Goal 1
Please copy everything in the Yoda and campaign post from "In a speech" down to "only begins then.", changing "speech" to "interview".
Goal 2
In the Yoda and campaign post, what does Luke Skywalker try to levitate out of a swamp?

Document
As everyone knows, all wisdom is contained in the movie The Empire Strikes Back. Naturally — it’s got Yoda.
One of the big slam-bang wisdom scenes in the movie occurs when Luke Skywalker tries to levitate his crashed spaceship out of a swamp. Luke grimaces and strains, and manages to raise the ship a few inches, but then he collapses and the ship sinks even deeper into the muck. “It’s too big,” he gasps.
Yoda tells Luke that size doesn’t matter. “My ally is the Force,” he says. It is a field created by all living things. It’s particularly strong in the swamp, which teems with life. “And a powerful ally it is,” collectively much bigger and more powerful than Luke, or Yoda, or the sunken spaceship. Then he raises the ship and moves it to dry land.
Luke failed because he thought he was doing it himself.
In last week’s debate, Hillary Clinton said, “The question that I have been posing is, who can actually change the country?” She says she can.
Remember Hillary’s tongue-in-cheek Christmas campaign ad, where she was wrapping up “universal health care,” “alternative energy,” “bring troops home,” and “middle-class tax breaks” as the gifts she was giving to the American people? It bothered me. I still like to imagine we have government by the people, not by the president.
In a speech last month, she said, “It’s about picking a president who relies not just on words but on work, hard work, to get America back to work.”
Just words? Obama has inspired millions of Americans who were sitting on the sidelines to get involved in building a stronger and better America — an involvement that doesn’t end on Election Day, but only begins then.
If Clinton thinks that doesn’t matter — that his message is “just words” — if she thinks that solutions to the country’s problems can be her gift to us; if she thinks she can grimace and strain and make the change America needs by the force of her will, then I think she is not a Jedi yet.
Spink Nogales | 08-Mar-08 at 10:27 am | Permalink
Two car salesmen trying to sell the same car.
The old salesman says, “This car is not new. If the car needs repair in the next four years, I will work to fix it.”
The young salesman says, “This car is new. As long as you think positive it will not break down.”
Still trying to make a decision you look around the car lot and notice they have a nice clean service department busy with many cars. Puzzled by this you ask each salesman to explain.
The young salesman says, “Those cars were purchased by people who could not remain positive. To repair those cars will take a long time and be very expensive.”

Information shown
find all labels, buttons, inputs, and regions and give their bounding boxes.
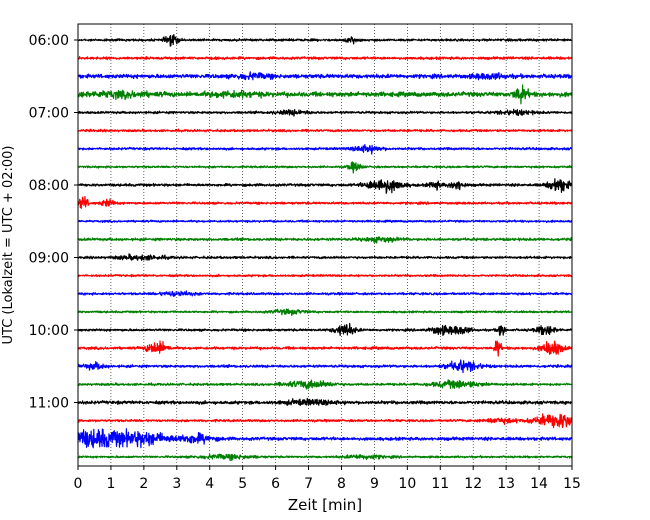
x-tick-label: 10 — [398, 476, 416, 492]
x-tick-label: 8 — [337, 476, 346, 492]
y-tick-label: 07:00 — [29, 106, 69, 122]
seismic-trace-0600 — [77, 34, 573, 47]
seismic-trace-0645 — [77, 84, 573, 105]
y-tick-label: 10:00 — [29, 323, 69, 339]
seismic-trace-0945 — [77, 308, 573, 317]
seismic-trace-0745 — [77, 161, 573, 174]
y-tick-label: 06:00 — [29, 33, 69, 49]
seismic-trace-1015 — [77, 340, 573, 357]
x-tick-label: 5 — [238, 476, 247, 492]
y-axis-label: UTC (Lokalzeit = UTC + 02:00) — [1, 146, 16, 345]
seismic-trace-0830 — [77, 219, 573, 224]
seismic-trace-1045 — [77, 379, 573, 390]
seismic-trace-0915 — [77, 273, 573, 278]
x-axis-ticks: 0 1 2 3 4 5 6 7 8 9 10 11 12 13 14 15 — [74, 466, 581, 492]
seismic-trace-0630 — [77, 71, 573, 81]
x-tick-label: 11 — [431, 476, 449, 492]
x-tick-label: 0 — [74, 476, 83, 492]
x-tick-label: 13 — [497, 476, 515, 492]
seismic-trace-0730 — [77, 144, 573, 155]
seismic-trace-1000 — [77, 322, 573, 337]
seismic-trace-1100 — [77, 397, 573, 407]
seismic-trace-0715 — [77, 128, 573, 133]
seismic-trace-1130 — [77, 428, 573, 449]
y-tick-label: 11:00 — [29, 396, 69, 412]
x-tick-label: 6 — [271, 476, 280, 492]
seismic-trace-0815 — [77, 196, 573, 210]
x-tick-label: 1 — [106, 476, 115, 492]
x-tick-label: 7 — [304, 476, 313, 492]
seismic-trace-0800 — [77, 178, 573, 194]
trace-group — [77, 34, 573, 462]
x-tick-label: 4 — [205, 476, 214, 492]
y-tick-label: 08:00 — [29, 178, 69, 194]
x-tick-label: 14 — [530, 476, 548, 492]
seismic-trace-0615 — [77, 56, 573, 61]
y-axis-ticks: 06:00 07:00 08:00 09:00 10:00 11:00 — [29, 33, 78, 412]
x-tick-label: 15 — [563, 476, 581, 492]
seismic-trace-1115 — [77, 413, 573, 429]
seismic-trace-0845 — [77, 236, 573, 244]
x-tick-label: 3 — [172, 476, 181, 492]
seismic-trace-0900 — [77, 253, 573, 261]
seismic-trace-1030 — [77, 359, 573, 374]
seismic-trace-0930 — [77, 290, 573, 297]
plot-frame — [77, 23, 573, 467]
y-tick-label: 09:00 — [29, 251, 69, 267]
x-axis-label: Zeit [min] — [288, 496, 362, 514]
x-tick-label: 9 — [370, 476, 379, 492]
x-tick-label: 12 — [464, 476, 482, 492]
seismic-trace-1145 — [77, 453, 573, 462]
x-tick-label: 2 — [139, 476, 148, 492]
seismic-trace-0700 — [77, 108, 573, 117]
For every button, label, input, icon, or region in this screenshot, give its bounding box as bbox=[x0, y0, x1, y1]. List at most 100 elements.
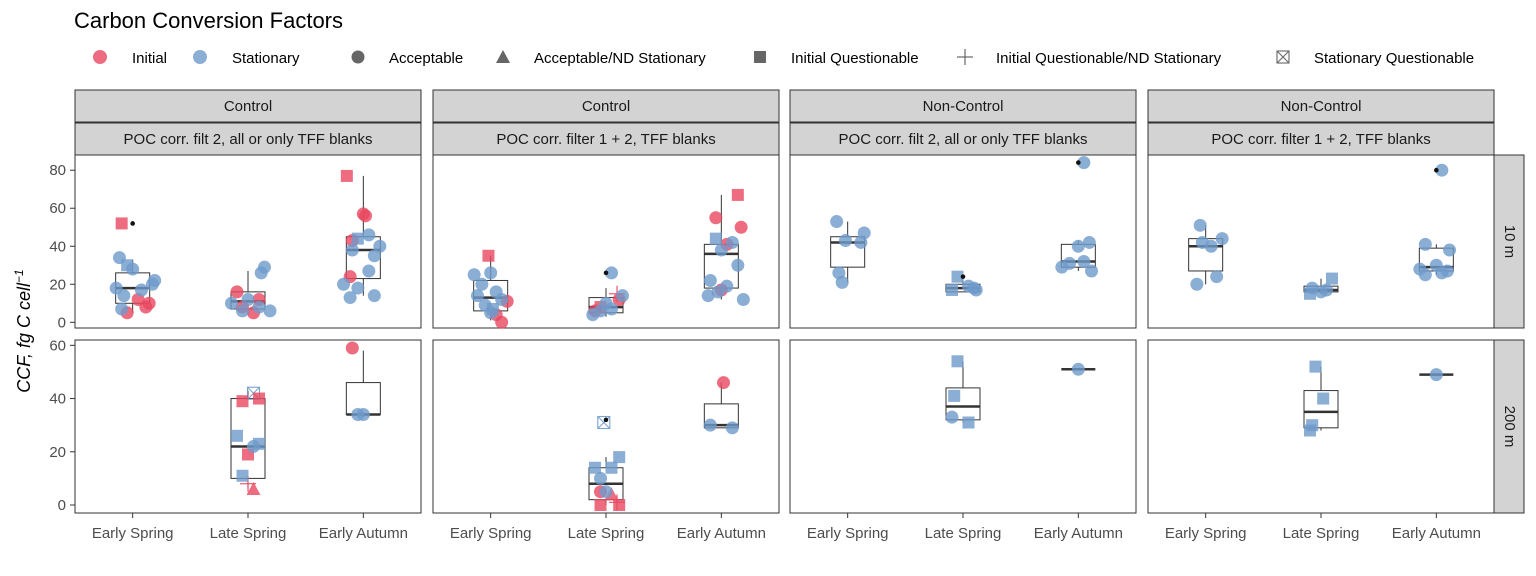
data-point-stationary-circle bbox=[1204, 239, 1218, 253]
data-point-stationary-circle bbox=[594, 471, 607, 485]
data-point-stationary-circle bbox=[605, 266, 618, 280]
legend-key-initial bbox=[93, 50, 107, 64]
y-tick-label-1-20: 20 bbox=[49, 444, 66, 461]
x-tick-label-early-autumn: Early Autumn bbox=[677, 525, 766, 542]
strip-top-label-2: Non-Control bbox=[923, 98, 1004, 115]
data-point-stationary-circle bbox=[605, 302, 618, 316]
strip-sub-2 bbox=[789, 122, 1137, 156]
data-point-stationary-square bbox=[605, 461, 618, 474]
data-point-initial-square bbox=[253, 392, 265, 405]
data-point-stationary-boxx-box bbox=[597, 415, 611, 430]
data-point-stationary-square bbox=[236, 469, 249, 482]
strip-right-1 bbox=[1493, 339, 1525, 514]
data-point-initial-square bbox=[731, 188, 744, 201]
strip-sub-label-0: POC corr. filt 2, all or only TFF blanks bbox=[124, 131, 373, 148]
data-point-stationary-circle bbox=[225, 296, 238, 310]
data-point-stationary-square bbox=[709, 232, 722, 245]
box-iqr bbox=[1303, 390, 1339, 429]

Worked solution 1
In a interview last month, she said, “It’s about picking a president who relies not just on words but on work, hard work, to get America back to work.”
Just words? Obama has inspired millions of Americans who were sitting on the sidelines to get involved in building a stronger and better America — an involvement that doesn’t end on Election Day, but only begins then.

Worked solution 2
His crashed spaceship.